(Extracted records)
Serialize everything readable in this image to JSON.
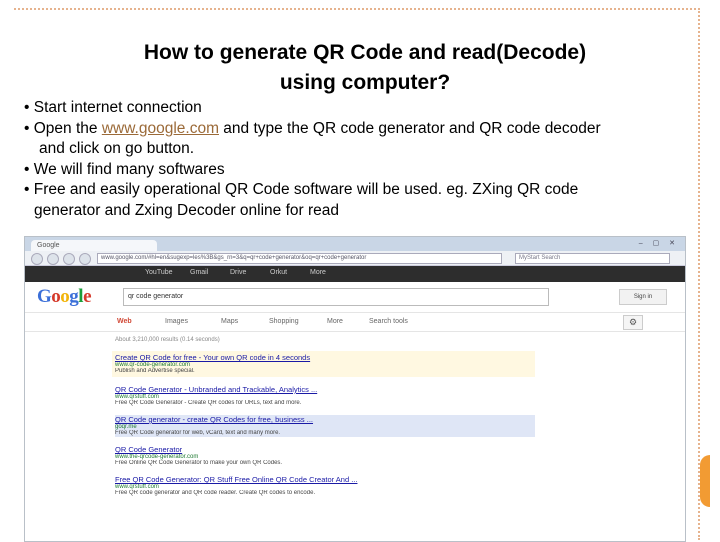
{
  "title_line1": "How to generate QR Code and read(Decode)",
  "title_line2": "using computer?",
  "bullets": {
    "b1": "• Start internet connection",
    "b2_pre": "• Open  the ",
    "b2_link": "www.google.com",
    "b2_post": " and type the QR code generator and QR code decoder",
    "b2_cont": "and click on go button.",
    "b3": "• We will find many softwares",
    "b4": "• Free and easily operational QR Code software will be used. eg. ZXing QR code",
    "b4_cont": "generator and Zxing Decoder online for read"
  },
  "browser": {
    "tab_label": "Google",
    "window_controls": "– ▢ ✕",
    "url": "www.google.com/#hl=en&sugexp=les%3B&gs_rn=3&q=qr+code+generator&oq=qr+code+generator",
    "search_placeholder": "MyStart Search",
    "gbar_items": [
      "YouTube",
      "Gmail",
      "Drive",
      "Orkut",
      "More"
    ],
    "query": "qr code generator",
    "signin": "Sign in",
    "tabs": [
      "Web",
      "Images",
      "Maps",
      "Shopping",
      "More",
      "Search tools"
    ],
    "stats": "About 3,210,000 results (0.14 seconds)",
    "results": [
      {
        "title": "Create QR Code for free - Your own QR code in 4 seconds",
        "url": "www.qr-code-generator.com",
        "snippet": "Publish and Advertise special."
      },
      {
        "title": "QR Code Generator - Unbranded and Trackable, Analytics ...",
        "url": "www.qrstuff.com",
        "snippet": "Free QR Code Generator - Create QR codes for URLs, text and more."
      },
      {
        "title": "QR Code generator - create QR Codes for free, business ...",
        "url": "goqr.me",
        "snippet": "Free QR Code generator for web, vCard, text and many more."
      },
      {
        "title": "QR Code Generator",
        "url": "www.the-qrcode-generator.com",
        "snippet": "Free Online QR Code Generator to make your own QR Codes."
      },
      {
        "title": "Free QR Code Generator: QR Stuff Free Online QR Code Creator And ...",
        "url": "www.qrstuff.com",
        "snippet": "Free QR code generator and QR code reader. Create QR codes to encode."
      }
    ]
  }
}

---

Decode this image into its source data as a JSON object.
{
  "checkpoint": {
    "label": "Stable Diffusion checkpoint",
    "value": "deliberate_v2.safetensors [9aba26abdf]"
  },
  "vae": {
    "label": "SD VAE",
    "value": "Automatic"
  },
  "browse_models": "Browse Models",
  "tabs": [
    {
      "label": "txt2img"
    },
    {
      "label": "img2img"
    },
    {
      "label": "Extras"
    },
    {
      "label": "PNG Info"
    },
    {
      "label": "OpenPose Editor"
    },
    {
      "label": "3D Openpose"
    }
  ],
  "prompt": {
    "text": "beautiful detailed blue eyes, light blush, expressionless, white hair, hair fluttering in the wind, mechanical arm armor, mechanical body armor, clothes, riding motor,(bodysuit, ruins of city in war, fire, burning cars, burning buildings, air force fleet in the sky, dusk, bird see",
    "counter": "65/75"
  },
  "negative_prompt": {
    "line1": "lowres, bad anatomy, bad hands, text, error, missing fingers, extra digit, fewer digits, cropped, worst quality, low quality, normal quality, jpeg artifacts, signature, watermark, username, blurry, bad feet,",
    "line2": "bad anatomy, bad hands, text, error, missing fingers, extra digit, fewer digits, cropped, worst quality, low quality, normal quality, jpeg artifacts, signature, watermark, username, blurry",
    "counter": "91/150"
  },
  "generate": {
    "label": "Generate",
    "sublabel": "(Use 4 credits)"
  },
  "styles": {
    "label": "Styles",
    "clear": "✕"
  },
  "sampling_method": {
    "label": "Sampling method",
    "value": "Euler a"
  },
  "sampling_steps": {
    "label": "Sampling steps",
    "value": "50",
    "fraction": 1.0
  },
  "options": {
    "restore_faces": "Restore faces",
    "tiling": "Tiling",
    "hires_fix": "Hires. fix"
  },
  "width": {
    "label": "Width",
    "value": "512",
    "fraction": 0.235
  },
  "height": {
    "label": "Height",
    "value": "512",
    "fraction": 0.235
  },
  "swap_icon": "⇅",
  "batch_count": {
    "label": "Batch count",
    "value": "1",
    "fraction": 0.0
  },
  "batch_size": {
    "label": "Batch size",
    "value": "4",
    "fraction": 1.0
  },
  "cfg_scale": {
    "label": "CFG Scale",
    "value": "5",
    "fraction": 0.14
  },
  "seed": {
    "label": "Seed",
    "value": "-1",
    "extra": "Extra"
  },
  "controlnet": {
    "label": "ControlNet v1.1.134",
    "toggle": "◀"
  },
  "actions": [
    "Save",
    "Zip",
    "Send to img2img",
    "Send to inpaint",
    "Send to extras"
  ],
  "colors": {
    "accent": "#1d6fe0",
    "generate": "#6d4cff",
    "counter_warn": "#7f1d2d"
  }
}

* * *

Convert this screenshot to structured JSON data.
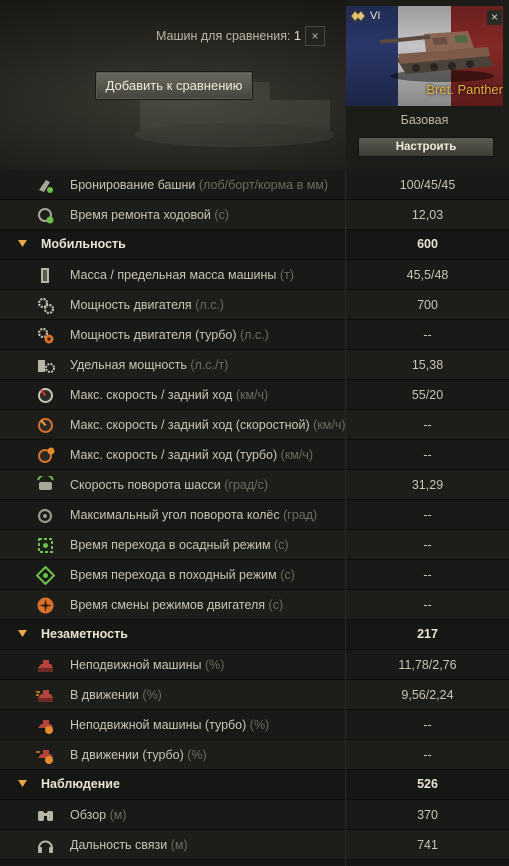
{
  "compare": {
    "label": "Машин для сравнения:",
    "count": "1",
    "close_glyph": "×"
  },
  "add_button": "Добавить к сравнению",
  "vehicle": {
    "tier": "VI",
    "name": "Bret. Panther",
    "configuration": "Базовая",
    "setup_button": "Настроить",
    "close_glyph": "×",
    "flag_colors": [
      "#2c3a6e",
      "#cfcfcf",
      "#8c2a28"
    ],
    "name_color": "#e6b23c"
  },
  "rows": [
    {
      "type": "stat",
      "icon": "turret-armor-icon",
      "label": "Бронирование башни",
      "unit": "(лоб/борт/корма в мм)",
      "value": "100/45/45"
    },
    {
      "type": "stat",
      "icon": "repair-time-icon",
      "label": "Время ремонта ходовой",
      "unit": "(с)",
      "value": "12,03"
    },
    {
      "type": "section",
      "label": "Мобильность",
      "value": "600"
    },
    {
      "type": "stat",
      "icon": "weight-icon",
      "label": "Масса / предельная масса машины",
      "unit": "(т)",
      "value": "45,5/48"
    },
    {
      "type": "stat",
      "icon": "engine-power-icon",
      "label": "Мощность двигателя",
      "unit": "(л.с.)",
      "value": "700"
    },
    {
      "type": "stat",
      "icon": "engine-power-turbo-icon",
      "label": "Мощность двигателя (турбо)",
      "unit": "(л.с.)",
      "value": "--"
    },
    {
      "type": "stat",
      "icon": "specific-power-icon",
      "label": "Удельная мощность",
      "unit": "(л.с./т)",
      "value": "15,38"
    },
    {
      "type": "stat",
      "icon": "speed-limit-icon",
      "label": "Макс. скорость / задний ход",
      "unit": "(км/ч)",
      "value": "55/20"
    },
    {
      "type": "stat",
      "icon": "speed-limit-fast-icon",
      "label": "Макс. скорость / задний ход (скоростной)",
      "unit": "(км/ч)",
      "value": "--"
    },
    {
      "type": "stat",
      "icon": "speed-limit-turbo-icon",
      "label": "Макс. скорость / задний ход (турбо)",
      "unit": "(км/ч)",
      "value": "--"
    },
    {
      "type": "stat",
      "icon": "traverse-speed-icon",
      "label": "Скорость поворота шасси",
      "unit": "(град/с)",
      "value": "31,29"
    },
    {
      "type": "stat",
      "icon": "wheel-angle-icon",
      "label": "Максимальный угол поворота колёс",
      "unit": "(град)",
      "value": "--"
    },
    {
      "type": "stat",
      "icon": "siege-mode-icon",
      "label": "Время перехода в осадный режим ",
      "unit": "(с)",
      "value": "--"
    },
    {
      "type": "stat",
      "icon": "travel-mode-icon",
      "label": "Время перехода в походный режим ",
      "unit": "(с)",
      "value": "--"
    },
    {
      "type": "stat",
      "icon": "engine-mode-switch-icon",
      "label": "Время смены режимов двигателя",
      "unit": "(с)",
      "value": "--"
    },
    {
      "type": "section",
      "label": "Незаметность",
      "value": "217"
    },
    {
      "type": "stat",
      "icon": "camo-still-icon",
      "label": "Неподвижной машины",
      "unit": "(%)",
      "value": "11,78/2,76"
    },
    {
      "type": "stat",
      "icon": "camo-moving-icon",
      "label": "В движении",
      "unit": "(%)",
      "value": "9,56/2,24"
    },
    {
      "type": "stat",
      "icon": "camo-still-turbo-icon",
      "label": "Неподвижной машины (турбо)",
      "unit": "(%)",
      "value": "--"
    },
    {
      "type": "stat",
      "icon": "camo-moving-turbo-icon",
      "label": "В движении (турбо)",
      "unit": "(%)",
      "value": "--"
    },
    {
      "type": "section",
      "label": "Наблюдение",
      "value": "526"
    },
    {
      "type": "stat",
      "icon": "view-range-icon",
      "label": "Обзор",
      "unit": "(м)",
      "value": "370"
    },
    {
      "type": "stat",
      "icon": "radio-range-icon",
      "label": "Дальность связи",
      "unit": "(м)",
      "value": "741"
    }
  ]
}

**EXERCISE DESCRIPTION**
List the lines that contain the word "задний".

**OUTPUT OF THE EXERCISE**
      "label": "Макс. скорость / задний ход",
      "label": "Макс. скорость / задний ход (скоростной)",
      "label": "Макс. скорость / задний ход (турбо)",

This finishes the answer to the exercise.